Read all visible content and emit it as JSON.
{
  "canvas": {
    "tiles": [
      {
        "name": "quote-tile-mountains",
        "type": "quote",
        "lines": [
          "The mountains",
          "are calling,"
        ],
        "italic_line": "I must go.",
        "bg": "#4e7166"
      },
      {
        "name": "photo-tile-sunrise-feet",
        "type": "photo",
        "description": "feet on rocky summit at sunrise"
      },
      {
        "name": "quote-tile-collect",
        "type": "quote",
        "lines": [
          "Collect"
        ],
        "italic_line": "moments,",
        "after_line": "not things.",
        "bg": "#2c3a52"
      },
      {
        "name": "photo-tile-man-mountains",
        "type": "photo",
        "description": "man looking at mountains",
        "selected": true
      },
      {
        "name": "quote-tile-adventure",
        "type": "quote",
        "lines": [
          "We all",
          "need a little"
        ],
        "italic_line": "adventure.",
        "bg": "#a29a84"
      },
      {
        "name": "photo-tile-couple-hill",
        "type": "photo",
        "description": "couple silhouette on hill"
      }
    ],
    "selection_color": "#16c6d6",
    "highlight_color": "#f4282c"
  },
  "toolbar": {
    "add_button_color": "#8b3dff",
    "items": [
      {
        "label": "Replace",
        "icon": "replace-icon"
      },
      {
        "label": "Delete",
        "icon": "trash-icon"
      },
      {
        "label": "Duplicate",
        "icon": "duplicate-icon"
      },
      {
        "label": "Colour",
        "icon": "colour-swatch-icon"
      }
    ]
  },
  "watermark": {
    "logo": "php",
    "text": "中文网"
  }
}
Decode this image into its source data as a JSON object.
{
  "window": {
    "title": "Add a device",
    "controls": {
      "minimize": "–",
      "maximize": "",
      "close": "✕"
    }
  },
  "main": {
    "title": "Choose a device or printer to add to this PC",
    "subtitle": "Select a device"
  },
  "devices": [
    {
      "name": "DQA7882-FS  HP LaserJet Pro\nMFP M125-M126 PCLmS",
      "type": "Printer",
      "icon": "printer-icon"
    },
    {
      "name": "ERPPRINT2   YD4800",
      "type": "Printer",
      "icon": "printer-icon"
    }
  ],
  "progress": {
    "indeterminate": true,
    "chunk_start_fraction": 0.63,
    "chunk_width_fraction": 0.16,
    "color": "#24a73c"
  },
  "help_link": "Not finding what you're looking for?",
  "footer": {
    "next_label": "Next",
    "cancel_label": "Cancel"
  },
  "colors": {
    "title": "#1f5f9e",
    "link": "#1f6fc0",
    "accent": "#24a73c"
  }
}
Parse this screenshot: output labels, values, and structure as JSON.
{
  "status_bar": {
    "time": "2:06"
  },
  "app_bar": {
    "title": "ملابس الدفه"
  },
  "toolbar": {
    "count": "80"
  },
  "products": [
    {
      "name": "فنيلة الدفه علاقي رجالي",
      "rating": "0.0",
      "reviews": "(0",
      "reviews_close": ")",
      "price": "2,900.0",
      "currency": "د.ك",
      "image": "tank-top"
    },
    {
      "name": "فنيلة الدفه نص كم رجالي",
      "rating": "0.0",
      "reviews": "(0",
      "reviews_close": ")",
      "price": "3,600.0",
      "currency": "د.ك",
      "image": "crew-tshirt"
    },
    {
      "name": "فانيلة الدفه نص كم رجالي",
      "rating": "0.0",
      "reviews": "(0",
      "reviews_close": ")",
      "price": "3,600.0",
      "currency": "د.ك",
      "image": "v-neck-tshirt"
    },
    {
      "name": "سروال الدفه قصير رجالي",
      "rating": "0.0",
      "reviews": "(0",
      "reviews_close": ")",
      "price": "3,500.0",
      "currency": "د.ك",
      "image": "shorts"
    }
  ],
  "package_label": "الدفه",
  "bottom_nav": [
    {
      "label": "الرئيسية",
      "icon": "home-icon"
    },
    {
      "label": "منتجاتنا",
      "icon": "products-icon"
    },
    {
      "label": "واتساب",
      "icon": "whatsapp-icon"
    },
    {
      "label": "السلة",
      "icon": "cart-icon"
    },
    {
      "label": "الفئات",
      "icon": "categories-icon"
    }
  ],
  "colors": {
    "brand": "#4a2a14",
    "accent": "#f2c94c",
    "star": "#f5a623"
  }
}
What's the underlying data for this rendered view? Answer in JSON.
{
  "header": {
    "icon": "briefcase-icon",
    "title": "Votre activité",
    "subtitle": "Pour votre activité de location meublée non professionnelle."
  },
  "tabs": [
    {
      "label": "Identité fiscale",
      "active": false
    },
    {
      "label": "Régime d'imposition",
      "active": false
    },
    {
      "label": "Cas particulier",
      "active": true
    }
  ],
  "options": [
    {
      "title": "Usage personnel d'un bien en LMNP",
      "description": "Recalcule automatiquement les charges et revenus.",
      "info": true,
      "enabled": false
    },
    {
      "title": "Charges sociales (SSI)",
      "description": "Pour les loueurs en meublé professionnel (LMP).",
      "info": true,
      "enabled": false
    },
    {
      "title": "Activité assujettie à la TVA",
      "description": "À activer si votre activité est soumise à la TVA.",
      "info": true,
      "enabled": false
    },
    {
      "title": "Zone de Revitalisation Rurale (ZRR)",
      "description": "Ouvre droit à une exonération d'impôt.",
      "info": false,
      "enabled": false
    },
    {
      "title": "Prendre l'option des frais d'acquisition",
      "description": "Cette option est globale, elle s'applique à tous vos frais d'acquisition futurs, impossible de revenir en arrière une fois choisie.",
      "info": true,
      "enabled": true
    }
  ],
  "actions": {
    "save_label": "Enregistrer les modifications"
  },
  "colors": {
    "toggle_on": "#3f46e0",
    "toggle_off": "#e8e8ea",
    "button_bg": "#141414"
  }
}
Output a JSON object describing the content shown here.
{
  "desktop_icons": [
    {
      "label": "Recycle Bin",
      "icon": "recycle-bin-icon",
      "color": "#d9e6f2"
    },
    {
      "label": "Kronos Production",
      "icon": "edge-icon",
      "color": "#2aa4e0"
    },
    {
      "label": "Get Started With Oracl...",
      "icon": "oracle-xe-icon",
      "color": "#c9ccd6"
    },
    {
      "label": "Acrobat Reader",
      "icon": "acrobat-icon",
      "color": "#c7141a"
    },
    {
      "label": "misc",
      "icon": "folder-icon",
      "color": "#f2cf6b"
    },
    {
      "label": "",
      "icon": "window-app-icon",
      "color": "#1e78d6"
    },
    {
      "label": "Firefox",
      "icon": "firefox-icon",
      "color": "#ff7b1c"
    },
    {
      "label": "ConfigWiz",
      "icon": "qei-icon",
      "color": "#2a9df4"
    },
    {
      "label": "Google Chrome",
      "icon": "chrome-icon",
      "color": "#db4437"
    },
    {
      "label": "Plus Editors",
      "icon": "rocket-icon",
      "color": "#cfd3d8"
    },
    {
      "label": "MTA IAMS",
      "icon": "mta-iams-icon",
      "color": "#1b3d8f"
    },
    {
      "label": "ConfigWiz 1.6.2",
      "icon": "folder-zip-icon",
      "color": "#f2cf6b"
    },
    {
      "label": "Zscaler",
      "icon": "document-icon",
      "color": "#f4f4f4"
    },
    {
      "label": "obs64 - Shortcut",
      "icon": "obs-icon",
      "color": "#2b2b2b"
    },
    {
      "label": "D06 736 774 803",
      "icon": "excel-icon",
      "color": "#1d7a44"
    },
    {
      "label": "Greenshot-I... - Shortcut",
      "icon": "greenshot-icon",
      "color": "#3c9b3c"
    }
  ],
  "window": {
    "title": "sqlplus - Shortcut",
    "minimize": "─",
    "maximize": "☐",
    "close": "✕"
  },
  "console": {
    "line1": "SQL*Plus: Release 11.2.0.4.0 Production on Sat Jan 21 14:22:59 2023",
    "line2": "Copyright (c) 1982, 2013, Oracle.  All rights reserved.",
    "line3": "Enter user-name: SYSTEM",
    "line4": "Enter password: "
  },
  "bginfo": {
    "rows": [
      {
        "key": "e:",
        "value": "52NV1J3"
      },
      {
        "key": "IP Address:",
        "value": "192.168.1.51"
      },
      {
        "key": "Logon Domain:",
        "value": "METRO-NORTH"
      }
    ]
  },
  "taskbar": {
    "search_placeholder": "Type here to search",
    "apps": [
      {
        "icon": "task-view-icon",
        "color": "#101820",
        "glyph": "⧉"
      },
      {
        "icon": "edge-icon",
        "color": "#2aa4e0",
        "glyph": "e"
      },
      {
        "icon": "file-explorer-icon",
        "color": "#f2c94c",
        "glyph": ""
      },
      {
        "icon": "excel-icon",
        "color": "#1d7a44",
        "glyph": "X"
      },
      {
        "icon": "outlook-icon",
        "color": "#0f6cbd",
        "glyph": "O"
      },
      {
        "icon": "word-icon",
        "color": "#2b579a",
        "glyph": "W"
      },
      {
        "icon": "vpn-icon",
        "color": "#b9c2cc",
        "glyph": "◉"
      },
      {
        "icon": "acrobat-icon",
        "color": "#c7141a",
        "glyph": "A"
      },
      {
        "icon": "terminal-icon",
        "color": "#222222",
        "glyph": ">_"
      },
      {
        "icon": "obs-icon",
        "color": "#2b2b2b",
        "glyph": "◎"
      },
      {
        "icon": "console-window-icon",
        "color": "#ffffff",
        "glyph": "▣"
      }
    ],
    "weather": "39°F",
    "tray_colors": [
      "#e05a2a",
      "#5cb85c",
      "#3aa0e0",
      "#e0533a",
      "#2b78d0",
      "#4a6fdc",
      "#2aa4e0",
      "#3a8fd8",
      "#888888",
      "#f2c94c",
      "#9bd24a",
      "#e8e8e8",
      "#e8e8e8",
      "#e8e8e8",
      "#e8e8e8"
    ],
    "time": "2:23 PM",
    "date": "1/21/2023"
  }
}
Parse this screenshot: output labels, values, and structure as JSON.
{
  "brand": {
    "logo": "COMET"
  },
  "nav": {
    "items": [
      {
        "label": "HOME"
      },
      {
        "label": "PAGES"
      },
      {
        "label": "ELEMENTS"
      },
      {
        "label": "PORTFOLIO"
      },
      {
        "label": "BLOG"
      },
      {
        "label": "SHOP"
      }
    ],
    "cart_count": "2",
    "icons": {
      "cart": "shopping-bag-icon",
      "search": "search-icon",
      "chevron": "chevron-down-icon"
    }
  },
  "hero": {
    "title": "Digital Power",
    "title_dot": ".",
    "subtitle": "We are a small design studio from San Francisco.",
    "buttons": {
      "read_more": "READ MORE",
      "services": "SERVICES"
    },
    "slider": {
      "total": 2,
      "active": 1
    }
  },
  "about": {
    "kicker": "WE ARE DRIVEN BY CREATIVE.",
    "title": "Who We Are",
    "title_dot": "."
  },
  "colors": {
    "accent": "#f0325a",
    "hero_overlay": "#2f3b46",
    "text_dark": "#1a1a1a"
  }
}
━━━
Pick out each line containing "رجالي" and report it.

      "name": "فنيلة الدفه علاقي رجالي",
      "name": "فنيلة الدفه نص كم رجالي",
      "name": "فانيلة الدفه نص كم رجالي",
      "name": "سروال الدفه قصير رجالي",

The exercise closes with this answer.